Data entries
* Start *

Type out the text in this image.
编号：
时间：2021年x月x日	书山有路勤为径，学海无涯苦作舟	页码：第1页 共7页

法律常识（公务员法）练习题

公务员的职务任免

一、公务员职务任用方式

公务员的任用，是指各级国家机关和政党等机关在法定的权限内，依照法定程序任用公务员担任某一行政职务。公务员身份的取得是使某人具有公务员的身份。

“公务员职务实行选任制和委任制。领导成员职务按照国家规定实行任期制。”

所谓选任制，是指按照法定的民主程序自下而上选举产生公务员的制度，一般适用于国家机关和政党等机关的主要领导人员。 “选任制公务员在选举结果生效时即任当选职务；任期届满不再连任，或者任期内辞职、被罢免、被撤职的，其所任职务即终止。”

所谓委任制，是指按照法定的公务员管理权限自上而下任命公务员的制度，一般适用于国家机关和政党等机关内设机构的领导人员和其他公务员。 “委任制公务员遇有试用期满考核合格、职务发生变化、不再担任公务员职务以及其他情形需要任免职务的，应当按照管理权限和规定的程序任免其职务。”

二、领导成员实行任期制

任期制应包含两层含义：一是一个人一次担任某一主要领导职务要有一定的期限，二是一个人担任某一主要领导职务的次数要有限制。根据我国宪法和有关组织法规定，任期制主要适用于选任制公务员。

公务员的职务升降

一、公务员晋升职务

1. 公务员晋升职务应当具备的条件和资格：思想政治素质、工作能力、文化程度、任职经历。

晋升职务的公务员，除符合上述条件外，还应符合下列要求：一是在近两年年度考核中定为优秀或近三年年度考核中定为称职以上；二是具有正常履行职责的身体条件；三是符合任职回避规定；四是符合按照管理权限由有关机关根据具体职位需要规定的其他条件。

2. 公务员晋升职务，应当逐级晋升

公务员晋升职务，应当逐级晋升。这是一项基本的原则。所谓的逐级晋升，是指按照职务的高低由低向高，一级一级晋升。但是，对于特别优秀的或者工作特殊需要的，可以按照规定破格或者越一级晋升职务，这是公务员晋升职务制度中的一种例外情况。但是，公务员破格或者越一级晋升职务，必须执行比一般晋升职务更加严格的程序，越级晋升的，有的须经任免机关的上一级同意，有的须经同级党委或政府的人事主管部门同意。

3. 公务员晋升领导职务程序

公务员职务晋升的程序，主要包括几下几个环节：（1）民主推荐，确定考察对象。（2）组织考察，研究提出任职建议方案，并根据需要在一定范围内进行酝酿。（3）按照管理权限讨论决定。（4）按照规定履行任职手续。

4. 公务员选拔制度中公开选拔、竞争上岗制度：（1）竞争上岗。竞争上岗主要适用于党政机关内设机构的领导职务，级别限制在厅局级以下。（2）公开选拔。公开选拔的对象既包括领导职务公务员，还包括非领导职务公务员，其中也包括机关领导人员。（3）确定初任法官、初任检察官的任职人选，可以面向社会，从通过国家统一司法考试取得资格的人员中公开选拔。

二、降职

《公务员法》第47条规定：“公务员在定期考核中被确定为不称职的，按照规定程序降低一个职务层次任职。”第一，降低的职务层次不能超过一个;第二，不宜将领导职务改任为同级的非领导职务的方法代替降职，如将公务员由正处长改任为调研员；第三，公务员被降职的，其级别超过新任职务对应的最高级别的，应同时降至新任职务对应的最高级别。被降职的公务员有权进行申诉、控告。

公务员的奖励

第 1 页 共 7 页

* End *
* Start *

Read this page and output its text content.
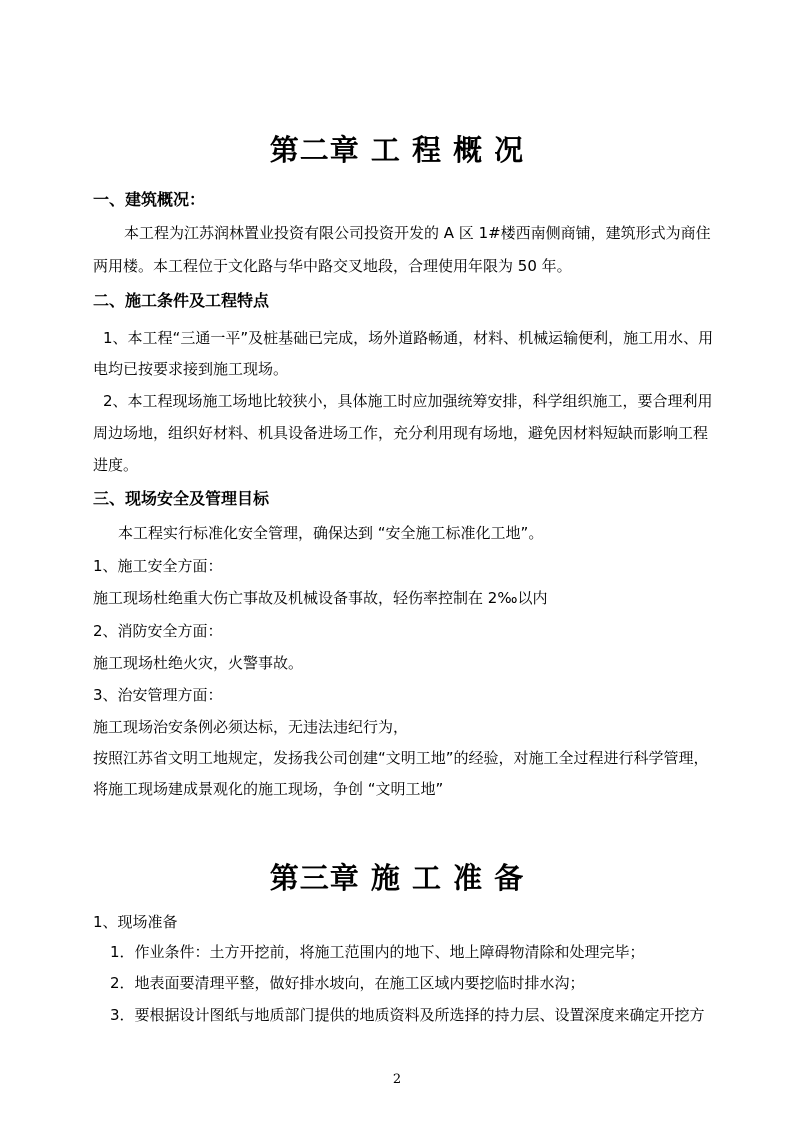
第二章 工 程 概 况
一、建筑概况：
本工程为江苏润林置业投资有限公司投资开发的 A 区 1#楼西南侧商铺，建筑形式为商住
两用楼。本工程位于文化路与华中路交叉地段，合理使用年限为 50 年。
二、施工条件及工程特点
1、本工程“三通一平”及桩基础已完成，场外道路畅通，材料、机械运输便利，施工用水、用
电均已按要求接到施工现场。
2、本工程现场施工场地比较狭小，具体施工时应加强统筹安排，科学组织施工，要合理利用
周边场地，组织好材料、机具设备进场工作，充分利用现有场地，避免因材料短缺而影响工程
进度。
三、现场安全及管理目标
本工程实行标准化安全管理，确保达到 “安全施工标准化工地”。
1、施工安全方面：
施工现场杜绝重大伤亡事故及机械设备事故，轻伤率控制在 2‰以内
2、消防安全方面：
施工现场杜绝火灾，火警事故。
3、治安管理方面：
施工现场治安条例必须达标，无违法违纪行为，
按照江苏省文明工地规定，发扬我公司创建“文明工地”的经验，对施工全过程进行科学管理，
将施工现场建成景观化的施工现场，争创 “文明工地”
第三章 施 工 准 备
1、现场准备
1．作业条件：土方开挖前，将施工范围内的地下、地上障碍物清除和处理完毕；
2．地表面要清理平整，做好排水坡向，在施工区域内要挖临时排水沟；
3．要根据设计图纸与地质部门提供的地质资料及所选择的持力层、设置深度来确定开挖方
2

* End *
* Start *

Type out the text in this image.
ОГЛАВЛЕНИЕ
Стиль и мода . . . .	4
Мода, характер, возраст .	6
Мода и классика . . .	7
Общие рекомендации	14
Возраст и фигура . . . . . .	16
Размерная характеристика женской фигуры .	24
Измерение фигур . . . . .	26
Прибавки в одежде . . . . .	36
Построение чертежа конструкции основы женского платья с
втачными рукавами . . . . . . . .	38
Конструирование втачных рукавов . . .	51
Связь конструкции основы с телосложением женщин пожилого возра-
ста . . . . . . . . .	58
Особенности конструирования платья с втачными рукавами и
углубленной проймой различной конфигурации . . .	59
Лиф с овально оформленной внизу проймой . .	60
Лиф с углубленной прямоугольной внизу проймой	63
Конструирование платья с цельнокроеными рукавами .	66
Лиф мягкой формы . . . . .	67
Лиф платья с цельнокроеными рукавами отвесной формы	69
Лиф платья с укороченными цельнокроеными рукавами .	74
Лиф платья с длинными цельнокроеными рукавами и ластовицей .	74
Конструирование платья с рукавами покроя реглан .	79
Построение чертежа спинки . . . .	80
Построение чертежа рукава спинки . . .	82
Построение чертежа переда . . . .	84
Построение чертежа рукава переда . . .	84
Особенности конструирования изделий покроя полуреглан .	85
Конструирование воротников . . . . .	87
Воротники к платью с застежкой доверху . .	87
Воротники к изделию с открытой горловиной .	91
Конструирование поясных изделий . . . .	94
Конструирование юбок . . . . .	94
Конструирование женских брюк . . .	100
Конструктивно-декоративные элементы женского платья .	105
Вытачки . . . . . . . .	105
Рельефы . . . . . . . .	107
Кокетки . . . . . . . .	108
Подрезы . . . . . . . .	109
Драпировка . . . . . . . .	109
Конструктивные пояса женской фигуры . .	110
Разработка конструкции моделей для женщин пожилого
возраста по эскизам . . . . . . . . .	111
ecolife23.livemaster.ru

* End *

Exercise details: Point out every line holding the string "рукавами" and copy it.

Response for this exercise:
втачными рукавами . . . . . . . .	38
Особенности конструирования платья с втачными рукавами и
Конструирование платья с цельнокроеными рукавами .	66
Лиф платья с цельнокроеными рукавами отвесной формы	69
Лиф платья с укороченными цельнокроеными рукавами .	74
Лиф платья с длинными цельнокроеными рукавами и ластовицей .	74
Конструирование платья с рукавами покроя реглан .	79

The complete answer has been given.